# Records for the task
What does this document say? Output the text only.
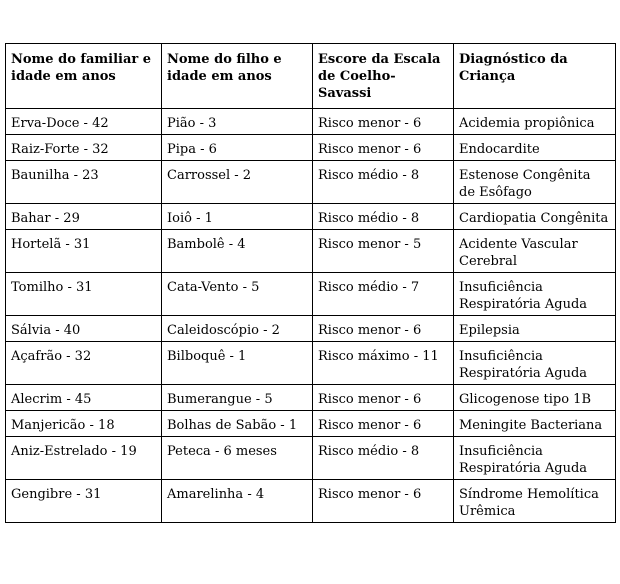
Nome do familiar e idade em anos	Nome do filho e idade em anos	Escore da Escala de Coelho-Savassi	Diagnóstico da Criança
Erva-Doce - 42	Pião - 3	Risco menor - 6	Acidemia propiônica
Raiz-Forte - 32	Pipa - 6	Risco menor - 6	Endocardite
Baunilha - 23	Carrossel - 2	Risco médio - 8	Estenose Congênita de Esôfago
Bahar - 29	Ioiô - 1	Risco médio - 8	Cardiopatia Congênita
Hortelã - 31	Bambolê - 4	Risco menor - 5	Acidente Vascular Cerebral
Tomilho - 31	Cata-Vento - 5	Risco médio - 7	Insuficiência Respiratória Aguda
Sálvia - 40	Caleidoscópio - 2	Risco menor - 6	Epilepsia
Açafrão - 32	Bilboquê - 1	Risco máximo - 11	Insuficiência Respiratória Aguda
Alecrim - 45	Bumerangue - 5	Risco menor - 6	Glicogenose tipo 1B
Manjericão - 18	Bolhas de Sabão - 1	Risco menor - 6	Meningite Bacteriana
Aniz-Estrelado - 19	Peteca - 6 meses	Risco médio - 8	Insuficiência Respiratória Aguda
Gengibre - 31	Amarelinha - 4	Risco menor - 6	Síndrome Hemolítica Urêmica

# Problem to solve
Quote the entries above word for word. Leave the images out.

# Finished exercise
What does this document say? Output the text only.
Nome do familiar e idade em anos	Nome do filho e idade em anos	Escore da Escala de Coelho-Savassi	Diagnóstico da Criança
Erva-Doce - 42	Pião - 3	Risco menor - 6	Acidemia propiônica
Raiz-Forte - 32	Pipa - 6	Risco menor - 6	Endocardite
Baunilha - 23	Carrossel - 2	Risco médio - 8	Estenose Congênita de Esôfago
Bahar - 29	Ioiô - 1	Risco médio - 8	Cardiopatia Congênita
Hortelã - 31	Bambolê - 4	Risco menor - 5	Acidente Vascular Cerebral
Tomilho - 31	Cata-Vento - 5	Risco médio - 7	Insuficiência Respiratória Aguda
Sálvia - 40	Caleidoscópio - 2	Risco menor - 6	Epilepsia
Açafrão - 32	Bilboquê - 1	Risco máximo - 11	Insuficiência Respiratória Aguda
Alecrim - 45	Bumerangue - 5	Risco menor - 6	Glicogenose tipo 1B
Manjericão - 18	Bolhas de Sabão - 1	Risco menor - 6	Meningite Bacteriana
Aniz-Estrelado - 19	Peteca - 6 meses	Risco médio - 8	Insuficiência Respiratória Aguda
Gengibre - 31	Amarelinha - 4	Risco menor - 6	Síndrome Hemolítica Urêmica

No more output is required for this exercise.